[Figure data in JSON]
▶

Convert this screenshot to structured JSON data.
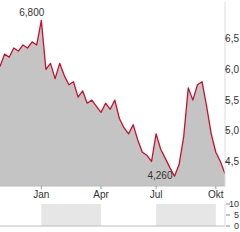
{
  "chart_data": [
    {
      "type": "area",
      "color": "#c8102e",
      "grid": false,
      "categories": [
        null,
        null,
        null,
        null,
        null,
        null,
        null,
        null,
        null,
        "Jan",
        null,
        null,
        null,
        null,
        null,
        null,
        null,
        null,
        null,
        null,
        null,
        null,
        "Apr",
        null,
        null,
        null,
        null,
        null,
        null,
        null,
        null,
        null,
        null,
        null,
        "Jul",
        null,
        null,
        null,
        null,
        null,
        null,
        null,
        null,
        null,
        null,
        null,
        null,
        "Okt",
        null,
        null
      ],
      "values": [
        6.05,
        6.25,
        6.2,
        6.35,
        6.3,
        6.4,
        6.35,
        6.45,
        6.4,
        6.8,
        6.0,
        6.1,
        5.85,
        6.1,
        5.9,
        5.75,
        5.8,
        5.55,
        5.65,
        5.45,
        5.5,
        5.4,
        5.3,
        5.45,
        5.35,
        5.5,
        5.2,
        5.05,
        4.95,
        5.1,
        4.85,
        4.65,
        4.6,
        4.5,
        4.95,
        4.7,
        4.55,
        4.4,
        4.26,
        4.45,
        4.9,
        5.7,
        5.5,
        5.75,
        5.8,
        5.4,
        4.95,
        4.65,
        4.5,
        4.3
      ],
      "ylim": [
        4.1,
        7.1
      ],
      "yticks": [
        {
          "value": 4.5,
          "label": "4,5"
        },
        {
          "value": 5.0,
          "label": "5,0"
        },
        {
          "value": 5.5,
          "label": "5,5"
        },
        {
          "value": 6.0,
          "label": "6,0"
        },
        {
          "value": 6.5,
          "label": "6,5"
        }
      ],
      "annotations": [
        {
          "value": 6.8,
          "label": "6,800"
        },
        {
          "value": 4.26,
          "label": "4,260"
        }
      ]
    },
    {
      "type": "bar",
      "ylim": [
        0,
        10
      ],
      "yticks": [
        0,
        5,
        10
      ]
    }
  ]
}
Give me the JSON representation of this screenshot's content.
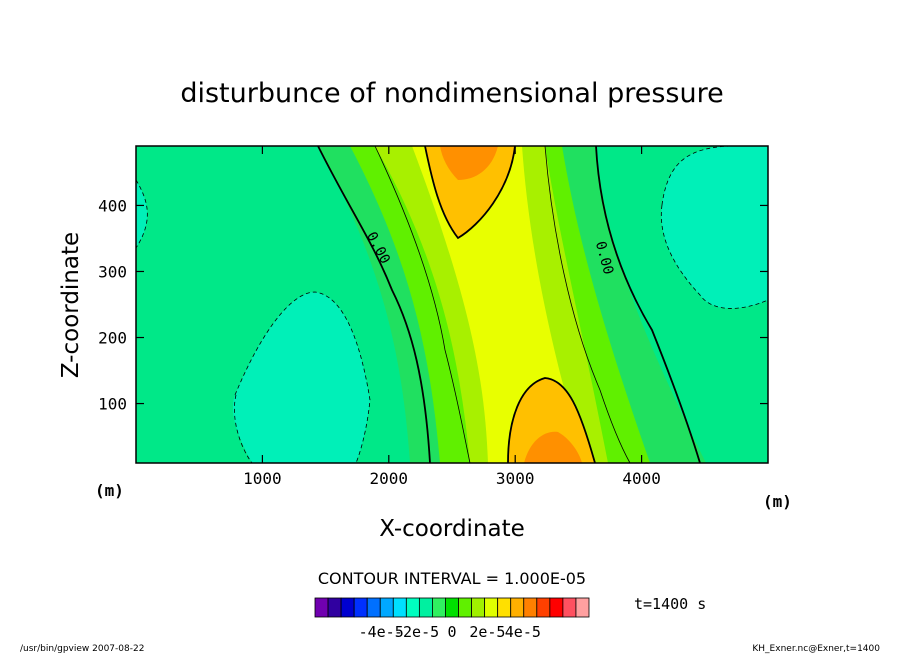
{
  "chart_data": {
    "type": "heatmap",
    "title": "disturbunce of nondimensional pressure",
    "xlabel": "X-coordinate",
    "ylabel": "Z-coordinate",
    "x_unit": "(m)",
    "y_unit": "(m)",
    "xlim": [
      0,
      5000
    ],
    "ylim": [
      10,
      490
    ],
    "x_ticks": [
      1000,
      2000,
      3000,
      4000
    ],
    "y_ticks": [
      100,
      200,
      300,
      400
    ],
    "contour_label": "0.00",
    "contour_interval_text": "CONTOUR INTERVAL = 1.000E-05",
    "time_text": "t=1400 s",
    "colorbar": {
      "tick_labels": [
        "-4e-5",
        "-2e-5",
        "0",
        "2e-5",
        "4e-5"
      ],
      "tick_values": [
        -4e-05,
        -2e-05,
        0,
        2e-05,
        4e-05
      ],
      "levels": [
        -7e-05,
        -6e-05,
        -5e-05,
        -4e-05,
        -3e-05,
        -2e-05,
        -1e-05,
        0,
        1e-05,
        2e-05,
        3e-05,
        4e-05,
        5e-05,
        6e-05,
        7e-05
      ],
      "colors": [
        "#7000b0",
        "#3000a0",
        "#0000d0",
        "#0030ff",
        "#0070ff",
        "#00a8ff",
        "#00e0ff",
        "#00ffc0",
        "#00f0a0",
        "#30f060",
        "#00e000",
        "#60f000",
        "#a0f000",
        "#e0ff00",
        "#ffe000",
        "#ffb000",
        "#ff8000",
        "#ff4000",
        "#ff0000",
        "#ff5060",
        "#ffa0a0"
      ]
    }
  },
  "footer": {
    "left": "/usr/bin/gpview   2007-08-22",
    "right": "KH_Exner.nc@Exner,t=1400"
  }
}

◀
▶

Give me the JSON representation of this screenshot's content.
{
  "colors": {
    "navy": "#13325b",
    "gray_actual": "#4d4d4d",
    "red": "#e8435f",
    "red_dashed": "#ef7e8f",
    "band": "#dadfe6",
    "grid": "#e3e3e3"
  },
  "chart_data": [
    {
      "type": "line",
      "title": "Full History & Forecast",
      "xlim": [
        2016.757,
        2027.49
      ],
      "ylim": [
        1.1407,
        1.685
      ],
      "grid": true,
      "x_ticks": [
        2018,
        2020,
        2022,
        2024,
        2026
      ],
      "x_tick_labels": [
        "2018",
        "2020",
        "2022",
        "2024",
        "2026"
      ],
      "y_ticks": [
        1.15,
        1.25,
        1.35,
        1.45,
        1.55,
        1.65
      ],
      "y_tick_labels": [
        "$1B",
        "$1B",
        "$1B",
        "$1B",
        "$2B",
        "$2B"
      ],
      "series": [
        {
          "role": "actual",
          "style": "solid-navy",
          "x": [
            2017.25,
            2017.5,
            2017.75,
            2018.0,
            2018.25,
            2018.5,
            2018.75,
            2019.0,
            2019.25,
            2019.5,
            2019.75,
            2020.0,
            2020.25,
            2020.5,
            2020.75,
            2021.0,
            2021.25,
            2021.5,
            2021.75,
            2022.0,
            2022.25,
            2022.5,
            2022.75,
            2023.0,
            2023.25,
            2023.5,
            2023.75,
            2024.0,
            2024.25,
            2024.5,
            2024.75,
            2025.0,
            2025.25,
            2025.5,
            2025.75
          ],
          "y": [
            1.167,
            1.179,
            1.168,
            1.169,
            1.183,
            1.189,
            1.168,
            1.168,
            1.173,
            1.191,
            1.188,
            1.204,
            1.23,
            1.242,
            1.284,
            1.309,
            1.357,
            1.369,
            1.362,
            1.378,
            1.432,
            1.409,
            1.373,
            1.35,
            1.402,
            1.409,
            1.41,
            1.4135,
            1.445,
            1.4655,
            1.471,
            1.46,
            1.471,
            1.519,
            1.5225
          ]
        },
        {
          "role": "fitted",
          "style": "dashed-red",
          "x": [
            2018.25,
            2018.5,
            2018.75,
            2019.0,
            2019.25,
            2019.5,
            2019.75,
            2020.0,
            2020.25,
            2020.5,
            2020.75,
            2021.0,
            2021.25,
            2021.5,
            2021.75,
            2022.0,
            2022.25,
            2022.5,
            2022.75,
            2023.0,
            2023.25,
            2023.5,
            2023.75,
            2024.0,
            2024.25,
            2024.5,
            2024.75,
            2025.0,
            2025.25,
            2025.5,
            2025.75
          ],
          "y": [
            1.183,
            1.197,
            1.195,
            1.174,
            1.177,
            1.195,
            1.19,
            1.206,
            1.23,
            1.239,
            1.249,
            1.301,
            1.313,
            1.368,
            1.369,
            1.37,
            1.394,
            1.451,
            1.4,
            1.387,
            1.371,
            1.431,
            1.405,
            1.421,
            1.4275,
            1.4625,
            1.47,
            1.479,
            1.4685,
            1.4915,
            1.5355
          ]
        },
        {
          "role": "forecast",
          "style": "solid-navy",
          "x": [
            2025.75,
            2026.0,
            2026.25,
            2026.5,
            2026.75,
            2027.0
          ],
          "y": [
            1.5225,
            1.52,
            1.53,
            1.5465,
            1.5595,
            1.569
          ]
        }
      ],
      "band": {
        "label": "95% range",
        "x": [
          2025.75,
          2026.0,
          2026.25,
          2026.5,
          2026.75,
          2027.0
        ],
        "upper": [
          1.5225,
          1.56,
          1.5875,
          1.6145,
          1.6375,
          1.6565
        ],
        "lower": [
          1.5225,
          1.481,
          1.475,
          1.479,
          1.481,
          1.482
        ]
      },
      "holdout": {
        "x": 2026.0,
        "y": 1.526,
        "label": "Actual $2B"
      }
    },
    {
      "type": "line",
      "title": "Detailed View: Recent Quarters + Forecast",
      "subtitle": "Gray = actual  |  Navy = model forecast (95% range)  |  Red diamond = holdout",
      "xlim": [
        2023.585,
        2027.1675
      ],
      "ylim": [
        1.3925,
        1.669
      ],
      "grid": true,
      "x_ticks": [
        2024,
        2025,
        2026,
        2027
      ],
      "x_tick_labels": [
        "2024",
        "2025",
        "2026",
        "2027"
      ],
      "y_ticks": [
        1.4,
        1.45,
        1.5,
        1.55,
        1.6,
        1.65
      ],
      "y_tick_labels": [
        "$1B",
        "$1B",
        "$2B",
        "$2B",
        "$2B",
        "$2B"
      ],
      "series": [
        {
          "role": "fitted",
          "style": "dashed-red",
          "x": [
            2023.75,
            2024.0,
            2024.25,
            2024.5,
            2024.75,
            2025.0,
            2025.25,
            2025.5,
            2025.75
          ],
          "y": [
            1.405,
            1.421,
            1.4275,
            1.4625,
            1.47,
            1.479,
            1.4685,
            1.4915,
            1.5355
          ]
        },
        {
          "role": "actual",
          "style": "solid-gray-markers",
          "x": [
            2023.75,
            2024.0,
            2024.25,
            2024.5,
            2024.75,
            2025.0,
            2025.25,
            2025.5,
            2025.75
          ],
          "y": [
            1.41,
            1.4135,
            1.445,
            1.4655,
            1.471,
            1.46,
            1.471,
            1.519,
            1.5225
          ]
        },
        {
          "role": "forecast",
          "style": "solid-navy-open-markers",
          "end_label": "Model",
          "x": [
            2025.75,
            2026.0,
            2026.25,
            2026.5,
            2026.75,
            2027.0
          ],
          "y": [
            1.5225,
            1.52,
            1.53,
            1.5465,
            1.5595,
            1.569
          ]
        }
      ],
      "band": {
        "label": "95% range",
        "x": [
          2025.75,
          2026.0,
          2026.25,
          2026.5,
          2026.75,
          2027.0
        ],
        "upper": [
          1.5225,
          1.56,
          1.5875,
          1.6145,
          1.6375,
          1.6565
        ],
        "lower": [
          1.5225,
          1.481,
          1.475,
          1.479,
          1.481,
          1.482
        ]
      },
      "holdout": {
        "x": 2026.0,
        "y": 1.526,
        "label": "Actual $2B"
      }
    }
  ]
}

◀

### Written problem
Look through the data above. Find each line with the string "type" and copy it.

### Reply
      "type": "area",
      "type": "bar",
    "type": "heatmap",
      "type": "line",
      "type": "line",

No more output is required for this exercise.